= DATASET ENTRIES =
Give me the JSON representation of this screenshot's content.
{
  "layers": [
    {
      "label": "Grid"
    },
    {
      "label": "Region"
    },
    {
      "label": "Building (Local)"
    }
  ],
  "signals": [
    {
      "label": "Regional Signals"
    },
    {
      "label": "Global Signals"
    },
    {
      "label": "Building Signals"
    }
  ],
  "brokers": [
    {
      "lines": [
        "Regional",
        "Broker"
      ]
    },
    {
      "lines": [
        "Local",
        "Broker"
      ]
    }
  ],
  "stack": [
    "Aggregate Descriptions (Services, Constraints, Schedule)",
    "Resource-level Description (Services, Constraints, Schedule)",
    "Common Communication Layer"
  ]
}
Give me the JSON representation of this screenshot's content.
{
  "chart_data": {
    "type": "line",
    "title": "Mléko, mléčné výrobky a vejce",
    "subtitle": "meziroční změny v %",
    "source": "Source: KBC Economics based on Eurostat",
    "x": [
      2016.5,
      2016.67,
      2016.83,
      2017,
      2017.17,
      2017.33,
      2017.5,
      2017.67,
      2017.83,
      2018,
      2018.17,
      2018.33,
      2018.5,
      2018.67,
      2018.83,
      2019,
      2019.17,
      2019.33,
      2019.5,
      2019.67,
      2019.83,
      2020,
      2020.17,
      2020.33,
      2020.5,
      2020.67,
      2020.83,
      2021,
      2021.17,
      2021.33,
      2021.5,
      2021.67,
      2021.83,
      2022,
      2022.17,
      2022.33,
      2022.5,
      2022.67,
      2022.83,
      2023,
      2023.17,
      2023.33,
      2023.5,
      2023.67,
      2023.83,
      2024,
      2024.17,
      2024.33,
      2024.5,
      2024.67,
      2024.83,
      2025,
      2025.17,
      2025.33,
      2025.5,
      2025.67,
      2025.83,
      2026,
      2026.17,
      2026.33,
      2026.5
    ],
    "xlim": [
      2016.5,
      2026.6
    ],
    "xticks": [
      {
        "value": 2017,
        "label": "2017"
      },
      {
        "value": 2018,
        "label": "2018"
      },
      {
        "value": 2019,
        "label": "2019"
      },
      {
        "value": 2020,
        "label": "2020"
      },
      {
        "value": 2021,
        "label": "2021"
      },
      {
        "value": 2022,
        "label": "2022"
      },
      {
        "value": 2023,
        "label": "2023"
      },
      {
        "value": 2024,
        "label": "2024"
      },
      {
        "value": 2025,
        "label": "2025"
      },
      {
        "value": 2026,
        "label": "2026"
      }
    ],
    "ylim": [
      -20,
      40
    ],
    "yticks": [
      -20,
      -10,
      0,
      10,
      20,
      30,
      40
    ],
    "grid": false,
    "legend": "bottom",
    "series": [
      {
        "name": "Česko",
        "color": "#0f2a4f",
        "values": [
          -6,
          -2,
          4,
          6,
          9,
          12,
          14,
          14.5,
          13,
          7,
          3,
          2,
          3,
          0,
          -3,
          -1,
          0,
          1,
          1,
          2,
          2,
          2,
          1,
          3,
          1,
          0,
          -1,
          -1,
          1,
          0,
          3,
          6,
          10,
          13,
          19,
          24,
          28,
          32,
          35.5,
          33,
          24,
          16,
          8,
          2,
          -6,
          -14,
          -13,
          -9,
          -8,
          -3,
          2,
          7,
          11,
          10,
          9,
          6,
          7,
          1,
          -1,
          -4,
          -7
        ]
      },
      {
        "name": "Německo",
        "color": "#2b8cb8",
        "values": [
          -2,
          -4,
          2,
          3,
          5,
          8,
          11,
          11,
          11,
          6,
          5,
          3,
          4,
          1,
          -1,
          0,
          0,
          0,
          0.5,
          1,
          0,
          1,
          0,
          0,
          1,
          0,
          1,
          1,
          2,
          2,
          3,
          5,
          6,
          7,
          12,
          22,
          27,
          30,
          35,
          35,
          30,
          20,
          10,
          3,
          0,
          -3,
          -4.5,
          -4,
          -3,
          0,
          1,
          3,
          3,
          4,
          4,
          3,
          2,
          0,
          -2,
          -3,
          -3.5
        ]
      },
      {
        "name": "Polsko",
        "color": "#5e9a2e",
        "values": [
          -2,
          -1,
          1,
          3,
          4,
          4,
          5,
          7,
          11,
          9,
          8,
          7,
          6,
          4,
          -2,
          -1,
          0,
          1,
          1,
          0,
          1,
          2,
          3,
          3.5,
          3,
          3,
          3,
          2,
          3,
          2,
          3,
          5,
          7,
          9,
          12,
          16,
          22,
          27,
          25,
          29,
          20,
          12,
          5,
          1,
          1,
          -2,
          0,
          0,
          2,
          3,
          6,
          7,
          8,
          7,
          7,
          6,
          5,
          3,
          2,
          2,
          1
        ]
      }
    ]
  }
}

= AIM =
Reproduce the full listing word for word.

= COMPLETED TASK =
Give me the JSON representation of this screenshot's content.
{
  "layers": [
    {
      "label": "Grid"
    },
    {
      "label": "Region"
    },
    {
      "label": "Building (Local)"
    }
  ],
  "signals": [
    {
      "label": "Regional Signals"
    },
    {
      "label": "Global Signals"
    },
    {
      "label": "Building Signals"
    }
  ],
  "brokers": [
    {
      "lines": [
        "Regional",
        "Broker"
      ]
    },
    {
      "lines": [
        "Local",
        "Broker"
      ]
    }
  ],
  "stack": [
    "Aggregate Descriptions (Services, Constraints, Schedule)",
    "Resource-level Description (Services, Constraints, Schedule)",
    "Common Communication Layer"
  ]
}
Give me the JSON representation of this screenshot's content.
{
  "chart_data": {
    "type": "line",
    "title": "Mléko, mléčné výrobky a vejce",
    "subtitle": "meziroční změny v %",
    "source": "Source: KBC Economics based on Eurostat",
    "x": [
      2016.5,
      2016.67,
      2016.83,
      2017,
      2017.17,
      2017.33,
      2017.5,
      2017.67,
      2017.83,
      2018,
      2018.17,
      2018.33,
      2018.5,
      2018.67,
      2018.83,
      2019,
      2019.17,
      2019.33,
      2019.5,
      2019.67,
      2019.83,
      2020,
      2020.17,
      2020.33,
      2020.5,
      2020.67,
      2020.83,
      2021,
      2021.17,
      2021.33,
      2021.5,
      2021.67,
      2021.83,
      2022,
      2022.17,
      2022.33,
      2022.5,
      2022.67,
      2022.83,
      2023,
      2023.17,
      2023.33,
      2023.5,
      2023.67,
      2023.83,
      2024,
      2024.17,
      2024.33,
      2024.5,
      2024.67,
      2024.83,
      2025,
      2025.17,
      2025.33,
      2025.5,
      2025.67,
      2025.83,
      2026,
      2026.17,
      2026.33,
      2026.5
    ],
    "xlim": [
      2016.5,
      2026.6
    ],
    "xticks": [
      {
        "value": 2017,
        "label": "2017"
      },
      {
        "value": 2018,
        "label": "2018"
      },
      {
        "value": 2019,
        "label": "2019"
      },
      {
        "value": 2020,
        "label": "2020"
      },
      {
        "value": 2021,
        "label": "2021"
      },
      {
        "value": 2022,
        "label": "2022"
      },
      {
        "value": 2023,
        "label": "2023"
      },
      {
        "value": 2024,
        "label": "2024"
      },
      {
        "value": 2025,
        "label": "2025"
      },
      {
        "value": 2026,
        "label": "2026"
      }
    ],
    "ylim": [
      -20,
      40
    ],
    "yticks": [
      -20,
      -10,
      0,
      10,
      20,
      30,
      40
    ],
    "grid": false,
    "legend": "bottom",
    "series": [
      {
        "name": "Česko",
        "color": "#0f2a4f",
        "values": [
          -6,
          -2,
          4,
          6,
          9,
          12,
          14,
          14.5,
          13,
          7,
          3,
          2,
          3,
          0,
          -3,
          -1,
          0,
          1,
          1,
          2,
          2,
          2,
          1,
          3,
          1,
          0,
          -1,
          -1,
          1,
          0,
          3,
          6,
          10,
          13,
          19,
          24,
          28,
          32,
          35.5,
          33,
          24,
          16,
          8,
          2,
          -6,
          -14,
          -13,
          -9,
          -8,
          -3,
          2,
          7,
          11,
          10,
          9,
          6,
          7,
          1,
          -1,
          -4,
          -7
        ]
      },
      {
        "name": "Německo",
        "color": "#2b8cb8",
        "values": [
          -2,
          -4,
          2,
          3,
          5,
          8,
          11,
          11,
          11,
          6,
          5,
          3,
          4,
          1,
          -1,
          0,
          0,
          0,
          0.5,
          1,
          0,
          1,
          0,
          0,
          1,
          0,
          1,
          1,
          2,
          2,
          3,
          5,
          6,
          7,
          12,
          22,
          27,
          30,
          35,
          35,
          30,
          20,
          10,
          3,
          0,
          -3,
          -4.5,
          -4,
          -3,
          0,
          1,
          3,
          3,
          4,
          4,
          3,
          2,
          0,
          -2,
          -3,
          -3.5
        ]
      },
      {
        "name": "Polsko",
        "color": "#5e9a2e",
        "values": [
          -2,
          -1,
          1,
          3,
          4,
          4,
          5,
          7,
          11,
          9,
          8,
          7,
          6,
          4,
          -2,
          -1,
          0,
          1,
          1,
          0,
          1,
          2,
          3,
          3.5,
          3,
          3,
          3,
          2,
          3,
          2,
          3,
          5,
          7,
          9,
          12,
          16,
          22,
          27,
          25,
          29,
          20,
          12,
          5,
          1,
          1,
          -2,
          0,
          0,
          2,
          3,
          6,
          7,
          8,
          7,
          7,
          6,
          5,
          3,
          2,
          2,
          1
        ]
      }
    ]
  }
}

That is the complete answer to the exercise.